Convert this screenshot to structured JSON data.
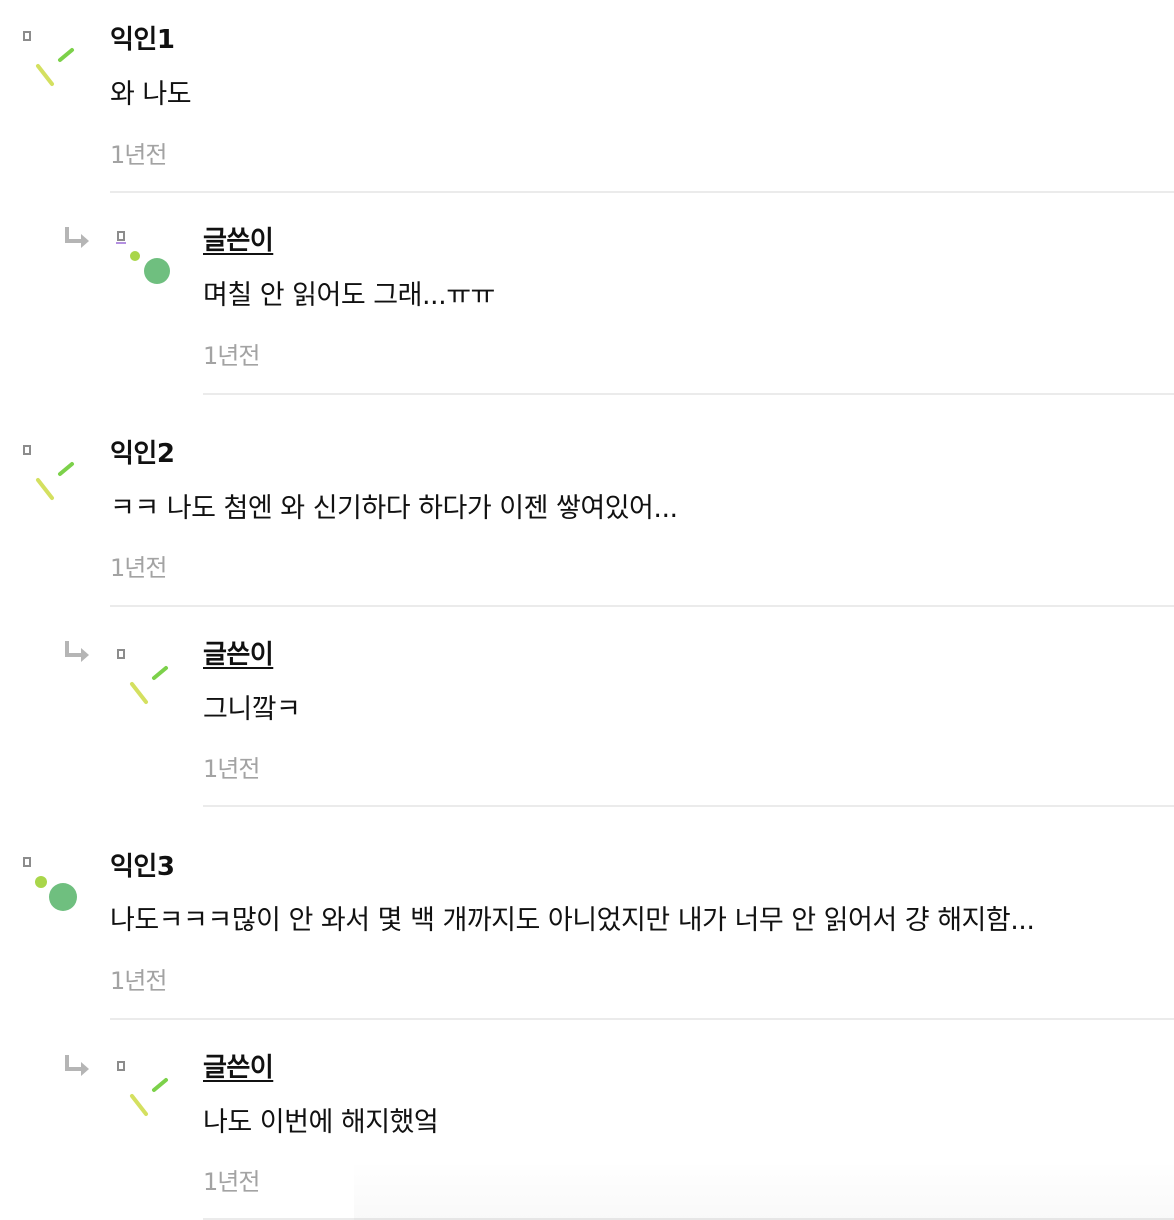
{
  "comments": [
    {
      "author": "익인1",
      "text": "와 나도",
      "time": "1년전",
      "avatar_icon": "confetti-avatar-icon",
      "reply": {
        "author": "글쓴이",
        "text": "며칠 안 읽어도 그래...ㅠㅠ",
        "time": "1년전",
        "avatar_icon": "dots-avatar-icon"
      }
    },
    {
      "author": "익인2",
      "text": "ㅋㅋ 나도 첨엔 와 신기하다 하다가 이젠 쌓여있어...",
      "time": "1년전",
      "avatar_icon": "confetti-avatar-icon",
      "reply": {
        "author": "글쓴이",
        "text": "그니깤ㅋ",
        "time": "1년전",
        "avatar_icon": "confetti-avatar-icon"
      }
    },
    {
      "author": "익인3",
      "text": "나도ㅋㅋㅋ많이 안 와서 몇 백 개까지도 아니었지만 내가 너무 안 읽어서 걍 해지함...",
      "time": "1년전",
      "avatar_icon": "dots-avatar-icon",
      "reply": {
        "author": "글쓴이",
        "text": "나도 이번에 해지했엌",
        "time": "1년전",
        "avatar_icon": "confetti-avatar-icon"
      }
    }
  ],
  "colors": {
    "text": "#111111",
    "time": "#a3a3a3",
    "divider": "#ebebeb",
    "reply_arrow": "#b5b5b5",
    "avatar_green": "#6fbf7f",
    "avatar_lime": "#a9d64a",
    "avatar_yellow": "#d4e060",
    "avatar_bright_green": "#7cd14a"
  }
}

• • •

■ **DESCRIPTION OF THE TASK**
Pull out all lines in the data above that include "dots".

■ **FINAL RESULT**
        "avatar_icon": "dots-avatar-icon"
      "avatar_icon": "dots-avatar-icon",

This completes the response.